Texte source:
La responsabilité de l’Elysée dans la tragédie ukrainienne

Le Dialogue

Le président français Emmanuel Macron serre la main du président ukrainien Volodymyr Zelensky avant une réunion en marge du sommet de l'OTAN, à Vilnius, le 12 juillet 2023. Les puissances occidentales offriront à l'Ukraine un ensemble d'engagements de sécurité à long terme, après que l'OTAN ait anéanti les espoirs du président ukrainien. d'un calendrier clair pour rejoindre l'alliance. Le dirigeant ukrainien doit s'entretenir avec les 31 dirigeants de l'OTAN lors de leur sommet à Vilnius, un jour après les avoir critiqués pour ne pas avoir progressé plus rapidement pour intégrer l'Ukraine. Photo : Ludovic MARIN / AFP.

 

Alors que la défaite militaire de l’Ukraine se profile à l’horizon, il semble important de s’attarder sur le rôle de l’Elysée, et plus précisément du Président de la République, dans cette tragédie humaine et sociale. En effet, en rétrospective il semble clair qu’Emmanuel Macron, et avant lui François Hollande, avait maintes possibilités d’agir pour arrêter cette guerre dès 2014 et même après le 24 février 2022.

La situation catastrophique dans laquelle se trouve maintenant la société ukrainienne, avec un pays qui se vide de sa population et une économie en chute libre, sous perfusion atlantiste incertaine, exige qu’on s’attarde sur le rôle de la France dans cette triste affaire. 

Jusqu’à l’entrée en guerre de la Russie, les présidents Macron et Poutine ont eu plusieurs entretiens et on est en droit de se demander sur la base de quelles informations le président français discutait avec son homologue russe. En effet, les renseignements français comme d’autres services occidentaux, ne semblaient pas comprendre la réalité du terrain, les capacités de l’OTAN et celles de la Russie. D’ailleurs, le général Vidaud, chef de la Direction du Renseignement Militaire (DRM) en fera les frais, à tort ou à raison, dès le mois de mars 2022.

Consignes:
1 > Reproduisez le passage de l'article sur l'Élysée et la guerre en Ukraine qui commence par « Le président français Emmanuel » et se poursuit jusqu'à « MARIN / AFP. ».
2 > Donnez la suite de l'article sur l'Élysée et la guerre en Ukraine, à partir de sa dernière phrase.

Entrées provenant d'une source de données
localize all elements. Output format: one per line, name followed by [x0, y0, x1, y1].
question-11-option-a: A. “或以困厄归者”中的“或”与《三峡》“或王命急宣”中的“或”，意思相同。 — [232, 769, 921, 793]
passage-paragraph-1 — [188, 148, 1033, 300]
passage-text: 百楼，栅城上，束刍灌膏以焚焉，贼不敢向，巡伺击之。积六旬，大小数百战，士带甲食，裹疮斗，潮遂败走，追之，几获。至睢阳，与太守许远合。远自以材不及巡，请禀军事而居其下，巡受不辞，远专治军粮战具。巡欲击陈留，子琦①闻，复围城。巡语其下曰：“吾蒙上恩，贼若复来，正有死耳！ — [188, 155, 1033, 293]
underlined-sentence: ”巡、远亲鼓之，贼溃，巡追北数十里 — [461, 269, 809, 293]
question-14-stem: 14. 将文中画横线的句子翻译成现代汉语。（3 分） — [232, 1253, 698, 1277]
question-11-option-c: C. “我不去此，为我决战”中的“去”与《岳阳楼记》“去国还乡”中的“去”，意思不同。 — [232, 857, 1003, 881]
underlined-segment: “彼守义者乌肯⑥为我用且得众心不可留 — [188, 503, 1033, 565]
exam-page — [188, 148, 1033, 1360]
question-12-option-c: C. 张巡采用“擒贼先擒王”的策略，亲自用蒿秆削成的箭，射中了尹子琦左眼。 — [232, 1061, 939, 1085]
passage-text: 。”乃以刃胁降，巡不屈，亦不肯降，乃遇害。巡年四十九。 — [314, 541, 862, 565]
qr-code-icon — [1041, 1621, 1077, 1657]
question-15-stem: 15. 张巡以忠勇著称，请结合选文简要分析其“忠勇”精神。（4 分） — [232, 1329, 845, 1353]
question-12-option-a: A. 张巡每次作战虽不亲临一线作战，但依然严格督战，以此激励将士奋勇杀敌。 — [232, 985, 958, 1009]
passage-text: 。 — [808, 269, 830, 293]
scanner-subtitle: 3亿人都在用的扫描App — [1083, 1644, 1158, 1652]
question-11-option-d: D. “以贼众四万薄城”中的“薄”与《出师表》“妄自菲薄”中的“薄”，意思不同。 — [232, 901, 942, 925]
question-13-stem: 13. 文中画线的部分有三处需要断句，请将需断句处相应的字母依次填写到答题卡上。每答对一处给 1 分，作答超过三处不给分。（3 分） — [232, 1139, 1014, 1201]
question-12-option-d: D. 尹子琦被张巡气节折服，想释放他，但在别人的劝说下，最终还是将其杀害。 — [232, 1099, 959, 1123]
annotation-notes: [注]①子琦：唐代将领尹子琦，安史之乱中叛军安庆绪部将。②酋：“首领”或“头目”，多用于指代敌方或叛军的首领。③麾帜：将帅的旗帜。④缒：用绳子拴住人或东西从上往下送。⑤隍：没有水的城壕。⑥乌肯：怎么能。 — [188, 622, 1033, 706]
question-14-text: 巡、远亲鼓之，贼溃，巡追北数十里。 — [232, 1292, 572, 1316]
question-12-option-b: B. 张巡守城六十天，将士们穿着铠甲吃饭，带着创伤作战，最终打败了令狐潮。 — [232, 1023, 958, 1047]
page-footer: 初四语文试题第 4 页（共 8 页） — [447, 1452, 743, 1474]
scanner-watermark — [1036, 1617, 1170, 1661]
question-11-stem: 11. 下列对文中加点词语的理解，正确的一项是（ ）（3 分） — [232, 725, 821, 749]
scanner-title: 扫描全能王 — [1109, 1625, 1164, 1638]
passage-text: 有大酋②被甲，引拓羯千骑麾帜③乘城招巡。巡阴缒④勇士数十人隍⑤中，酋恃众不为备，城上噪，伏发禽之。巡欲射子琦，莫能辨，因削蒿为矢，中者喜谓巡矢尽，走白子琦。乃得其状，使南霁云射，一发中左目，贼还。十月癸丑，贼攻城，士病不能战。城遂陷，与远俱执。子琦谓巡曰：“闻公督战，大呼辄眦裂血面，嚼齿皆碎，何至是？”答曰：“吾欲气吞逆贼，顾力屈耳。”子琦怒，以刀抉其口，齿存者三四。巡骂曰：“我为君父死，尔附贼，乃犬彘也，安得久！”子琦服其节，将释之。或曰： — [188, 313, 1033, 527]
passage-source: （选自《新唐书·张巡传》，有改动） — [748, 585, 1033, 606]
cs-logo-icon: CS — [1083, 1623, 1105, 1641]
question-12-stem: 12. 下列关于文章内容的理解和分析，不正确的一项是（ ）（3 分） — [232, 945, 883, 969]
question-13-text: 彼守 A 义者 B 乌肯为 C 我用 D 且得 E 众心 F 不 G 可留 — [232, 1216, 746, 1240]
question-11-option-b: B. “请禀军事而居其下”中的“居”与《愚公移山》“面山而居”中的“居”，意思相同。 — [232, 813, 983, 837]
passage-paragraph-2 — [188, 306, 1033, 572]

Réponses par consigne:
1 >
Le président français Emmanuel Macron serre la main du président ukrainien Volodymyr Zelensky avant une réunion en marge du sommet de l'OTAN, à Vilnius, le 12 juillet 2023. Les puissances occidentales offriront à l'Ukraine un ensemble d'engagements de sécurité à long terme, après que l'OTAN ait anéanti les espoirs du président ukrainien. d'un calendrier clair pour rejoindre l'alliance. Le dirigeant ukrainien doit s'entretenir avec les 31 dirigeants de l'OTAN lors de leur sommet à Vilnius, un jour après les avoir critiqués pour ne pas avoir progressé plus rapidement pour intégrer l'Ukraine. Photo : Ludovic MARIN / AFP.

2 >
Macron n’a pris aucune initiative pour apaiser la situation lors de ces entretiens avec Poutine. Il y a deux choses évidentes qui auraient eu avoir un impact immédiat : mettre publiquement une forte pression sur Zelensky pour entamer les discussions avec les « séparatistes » de Donetsk et de Lougansk, comme le stipulait clairement les accords de Minsk. Et deuxièmement : donner une promesse écrite aux Russes que la France n’accepterait jamais l’Ukraine dans l’OTAN (un nouveau membre doit être voté unanimement). L’Ukraine gardait alors le Donbass, la Russie s’assurait de ne pas avoir l’OTAN en Ukraine et l’ensemble de la région restait en paix.

Mais faisant fi de la réalité de ce conflit, l’Elysée a choisi de s’aligner sur Washington au lieu de proposer une solution pragmatique et réaliste dans l’intérêt des protagonistes et des Français. Résigné à jouer le rôle qui lui est attribué, ou réellement convaincu de cette position, Emmanuel Macron ne chercha jamais une solution pacifique à la crise. 

Ignorance ou collusion de l’Elysée ? La charge est lourde dans les deux cas.

En juillet 2022, une conversation privée entre Macron et Poutine fuite dans les médias français. Dans la bande audio, Macron et son conseiller apparaissaient clairement dépassés par les explications de Poutine ; comme s’ils ne connaissaient pas le contenu des accords de Minsk II.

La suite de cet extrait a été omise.